Begin DATA SHOWN

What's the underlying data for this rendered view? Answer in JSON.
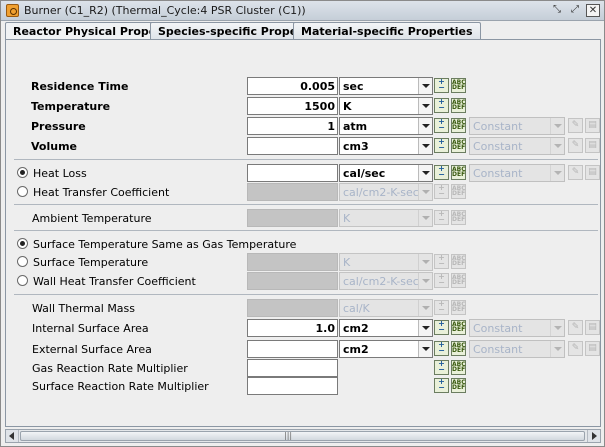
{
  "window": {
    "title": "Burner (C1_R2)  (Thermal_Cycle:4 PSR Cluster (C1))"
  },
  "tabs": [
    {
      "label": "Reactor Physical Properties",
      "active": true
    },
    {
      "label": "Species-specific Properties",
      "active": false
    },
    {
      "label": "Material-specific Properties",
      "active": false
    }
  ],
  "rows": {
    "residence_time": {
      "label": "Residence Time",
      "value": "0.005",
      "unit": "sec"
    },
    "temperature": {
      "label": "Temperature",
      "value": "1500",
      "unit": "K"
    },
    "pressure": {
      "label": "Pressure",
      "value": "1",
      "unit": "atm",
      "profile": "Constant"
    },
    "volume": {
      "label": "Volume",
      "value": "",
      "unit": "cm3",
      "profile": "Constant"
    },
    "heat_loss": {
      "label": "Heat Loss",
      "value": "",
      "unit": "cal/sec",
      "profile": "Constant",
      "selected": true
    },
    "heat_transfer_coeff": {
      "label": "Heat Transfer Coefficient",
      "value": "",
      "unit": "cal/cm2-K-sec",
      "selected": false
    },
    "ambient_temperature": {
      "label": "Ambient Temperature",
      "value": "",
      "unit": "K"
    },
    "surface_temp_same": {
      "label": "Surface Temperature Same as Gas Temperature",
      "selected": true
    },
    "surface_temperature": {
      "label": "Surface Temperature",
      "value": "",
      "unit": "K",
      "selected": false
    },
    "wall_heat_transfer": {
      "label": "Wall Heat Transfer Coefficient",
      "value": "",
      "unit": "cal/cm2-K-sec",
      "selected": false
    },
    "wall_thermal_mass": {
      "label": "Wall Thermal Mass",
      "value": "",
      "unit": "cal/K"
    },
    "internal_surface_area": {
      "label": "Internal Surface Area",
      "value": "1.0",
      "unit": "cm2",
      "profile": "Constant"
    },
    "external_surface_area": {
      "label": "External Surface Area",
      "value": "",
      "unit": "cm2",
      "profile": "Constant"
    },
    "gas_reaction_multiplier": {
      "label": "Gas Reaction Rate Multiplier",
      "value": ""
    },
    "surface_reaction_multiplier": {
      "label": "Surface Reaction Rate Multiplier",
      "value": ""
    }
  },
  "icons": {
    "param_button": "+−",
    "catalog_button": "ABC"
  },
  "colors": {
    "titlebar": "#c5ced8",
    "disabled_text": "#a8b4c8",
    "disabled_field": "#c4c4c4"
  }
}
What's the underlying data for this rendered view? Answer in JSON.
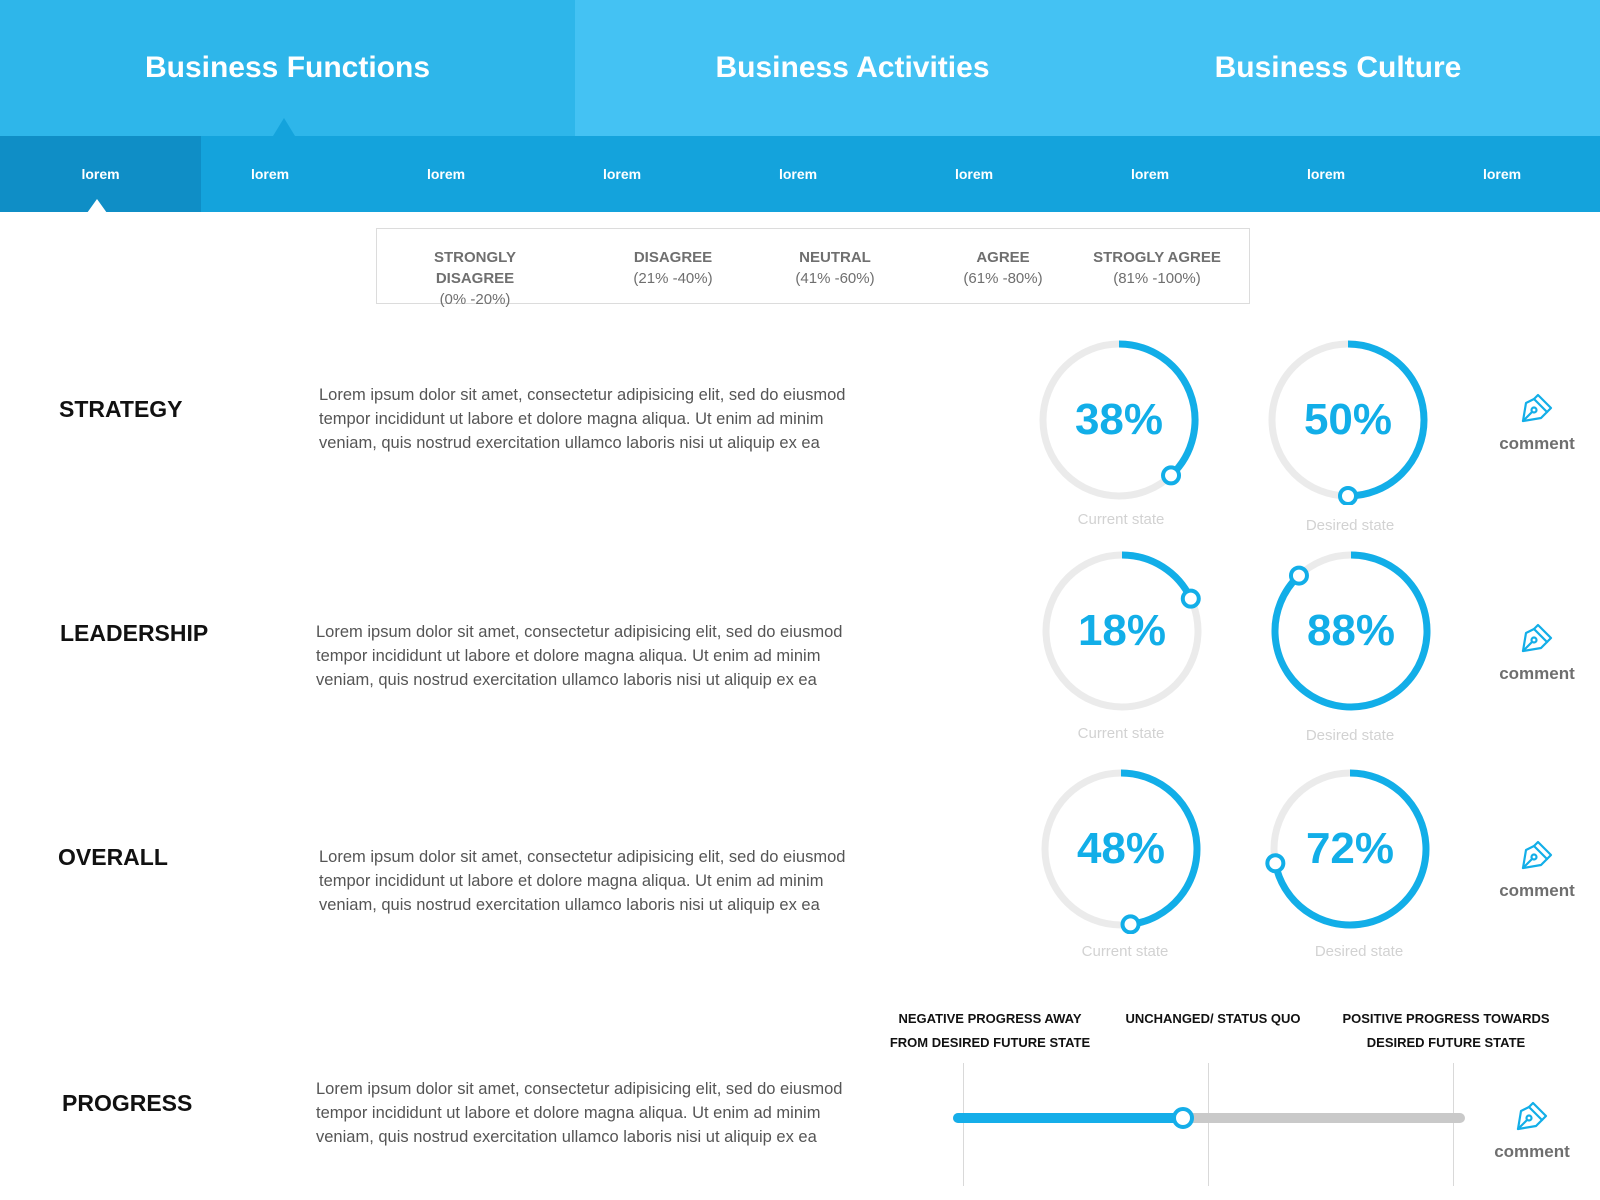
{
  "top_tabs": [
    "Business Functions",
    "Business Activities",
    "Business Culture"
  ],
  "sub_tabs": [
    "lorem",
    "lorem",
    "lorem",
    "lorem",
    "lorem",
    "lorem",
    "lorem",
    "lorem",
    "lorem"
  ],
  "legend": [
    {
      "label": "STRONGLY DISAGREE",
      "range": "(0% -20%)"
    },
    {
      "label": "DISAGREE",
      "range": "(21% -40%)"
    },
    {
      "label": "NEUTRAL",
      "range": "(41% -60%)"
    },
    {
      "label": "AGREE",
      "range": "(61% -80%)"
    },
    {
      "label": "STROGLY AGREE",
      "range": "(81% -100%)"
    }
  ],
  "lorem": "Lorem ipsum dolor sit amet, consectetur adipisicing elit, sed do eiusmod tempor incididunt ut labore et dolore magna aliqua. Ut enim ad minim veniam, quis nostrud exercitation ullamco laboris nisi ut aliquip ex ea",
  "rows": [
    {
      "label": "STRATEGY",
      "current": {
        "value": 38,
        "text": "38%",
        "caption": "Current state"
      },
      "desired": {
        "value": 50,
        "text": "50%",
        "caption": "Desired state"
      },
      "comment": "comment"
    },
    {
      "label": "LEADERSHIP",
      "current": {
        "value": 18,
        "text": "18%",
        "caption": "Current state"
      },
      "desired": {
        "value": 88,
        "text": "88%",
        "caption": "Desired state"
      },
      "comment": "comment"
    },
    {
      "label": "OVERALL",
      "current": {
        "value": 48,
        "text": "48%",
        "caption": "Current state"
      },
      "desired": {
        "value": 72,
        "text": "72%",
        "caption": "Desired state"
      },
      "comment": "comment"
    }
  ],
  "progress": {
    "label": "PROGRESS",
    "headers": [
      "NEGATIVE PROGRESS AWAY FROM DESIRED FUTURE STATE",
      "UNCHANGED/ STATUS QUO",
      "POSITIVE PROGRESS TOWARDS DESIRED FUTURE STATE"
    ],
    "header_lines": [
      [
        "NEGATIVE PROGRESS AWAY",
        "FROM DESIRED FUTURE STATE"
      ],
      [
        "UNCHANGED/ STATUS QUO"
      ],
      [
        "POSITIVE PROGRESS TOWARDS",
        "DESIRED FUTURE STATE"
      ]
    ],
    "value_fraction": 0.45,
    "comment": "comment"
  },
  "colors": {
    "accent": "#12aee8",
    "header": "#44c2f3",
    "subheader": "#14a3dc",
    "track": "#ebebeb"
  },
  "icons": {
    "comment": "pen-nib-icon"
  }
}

End DATA SHOWN

#### [BRIEF]
Copy every record above exactly as written, but leave out the pictures.

#### [TASK SOLUTION]
What's the underlying data for this rendered view? Answer in JSON.
{
  "window": {
    "title": "Burner (C1_R2)  (Thermal_Cycle:4 PSR Cluster (C1))"
  },
  "tabs": [
    {
      "label": "Reactor Physical Properties",
      "active": true
    },
    {
      "label": "Species-specific Properties",
      "active": false
    },
    {
      "label": "Material-specific Properties",
      "active": false
    }
  ],
  "rows": {
    "residence_time": {
      "label": "Residence Time",
      "value": "0.005",
      "unit": "sec"
    },
    "temperature": {
      "label": "Temperature",
      "value": "1500",
      "unit": "K"
    },
    "pressure": {
      "label": "Pressure",
      "value": "1",
      "unit": "atm",
      "profile": "Constant"
    },
    "volume": {
      "label": "Volume",
      "value": "",
      "unit": "cm3",
      "profile": "Constant"
    },
    "heat_loss": {
      "label": "Heat Loss",
      "value": "",
      "unit": "cal/sec",
      "profile": "Constant",
      "selected": true
    },
    "heat_transfer_coeff": {
      "label": "Heat Transfer Coefficient",
      "value": "",
      "unit": "cal/cm2-K-sec",
      "selected": false
    },
    "ambient_temperature": {
      "label": "Ambient Temperature",
      "value": "",
      "unit": "K"
    },
    "surface_temp_same": {
      "label": "Surface Temperature Same as Gas Temperature",
      "selected": true
    },
    "surface_temperature": {
      "label": "Surface Temperature",
      "value": "",
      "unit": "K",
      "selected": false
    },
    "wall_heat_transfer": {
      "label": "Wall Heat Transfer Coefficient",
      "value": "",
      "unit": "cal/cm2-K-sec",
      "selected": false
    },
    "wall_thermal_mass": {
      "label": "Wall Thermal Mass",
      "value": "",
      "unit": "cal/K"
    },
    "internal_surface_area": {
      "label": "Internal Surface Area",
      "value": "1.0",
      "unit": "cm2",
      "profile": "Constant"
    },
    "external_surface_area": {
      "label": "External Surface Area",
      "value": "",
      "unit": "cm2",
      "profile": "Constant"
    },
    "gas_reaction_multiplier": {
      "label": "Gas Reaction Rate Multiplier",
      "value": ""
    },
    "surface_reaction_multiplier": {
      "label": "Surface Reaction Rate Multiplier",
      "value": ""
    }
  },
  "icons": {
    "param_button": "+−",
    "catalog_button": "ABC"
  },
  "colors": {
    "titlebar": "#c5ced8",
    "disabled_text": "#a8b4c8",
    "disabled_field": "#c4c4c4"
  }
}
What's the underlying data for this rendered view? Answer in JSON.
{
  "top_tabs": [
    "Business Functions",
    "Business Activities",
    "Business Culture"
  ],
  "sub_tabs": [
    "lorem",
    "lorem",
    "lorem",
    "lorem",
    "lorem",
    "lorem",
    "lorem",
    "lorem",
    "lorem"
  ],
  "legend": [
    {
      "label": "STRONGLY DISAGREE",
      "range": "(0% -20%)"
    },
    {
      "label": "DISAGREE",
      "range": "(21% -40%)"
    },
    {
      "label": "NEUTRAL",
      "range": "(41% -60%)"
    },
    {
      "label": "AGREE",
      "range": "(61% -80%)"
    },
    {
      "label": "STROGLY AGREE",
      "range": "(81% -100%)"
    }
  ],
  "lorem": "Lorem ipsum dolor sit amet, consectetur adipisicing elit, sed do eiusmod tempor incididunt ut labore et dolore magna aliqua. Ut enim ad minim veniam, quis nostrud exercitation ullamco laboris nisi ut aliquip ex ea",
  "rows": [
    {
      "label": "STRATEGY",
      "current": {
        "value": 38,
        "text": "38%",
        "caption": "Current state"
      },
      "desired": {
        "value": 50,
        "text": "50%",
        "caption": "Desired state"
      },
      "comment": "comment"
    },
    {
      "label": "LEADERSHIP",
      "current": {
        "value": 18,
        "text": "18%",
        "caption": "Current state"
      },
      "desired": {
        "value": 88,
        "text": "88%",
        "caption": "Desired state"
      },
      "comment": "comment"
    },
    {
      "label": "OVERALL",
      "current": {
        "value": 48,
        "text": "48%",
        "caption": "Current state"
      },
      "desired": {
        "value": 72,
        "text": "72%",
        "caption": "Desired state"
      },
      "comment": "comment"
    }
  ],
  "progress": {
    "label": "PROGRESS",
    "headers": [
      "NEGATIVE PROGRESS AWAY FROM DESIRED FUTURE STATE",
      "UNCHANGED/ STATUS QUO",
      "POSITIVE PROGRESS TOWARDS DESIRED FUTURE STATE"
    ],
    "header_lines": [
      [
        "NEGATIVE PROGRESS AWAY",
        "FROM DESIRED FUTURE STATE"
      ],
      [
        "UNCHANGED/ STATUS QUO"
      ],
      [
        "POSITIVE PROGRESS TOWARDS",
        "DESIRED FUTURE STATE"
      ]
    ],
    "value_fraction": 0.45,
    "comment": "comment"
  },
  "colors": {
    "accent": "#12aee8",
    "header": "#44c2f3",
    "subheader": "#14a3dc",
    "track": "#ebebeb"
  },
  "icons": {
    "comment": "pen-nib-icon"
  }
}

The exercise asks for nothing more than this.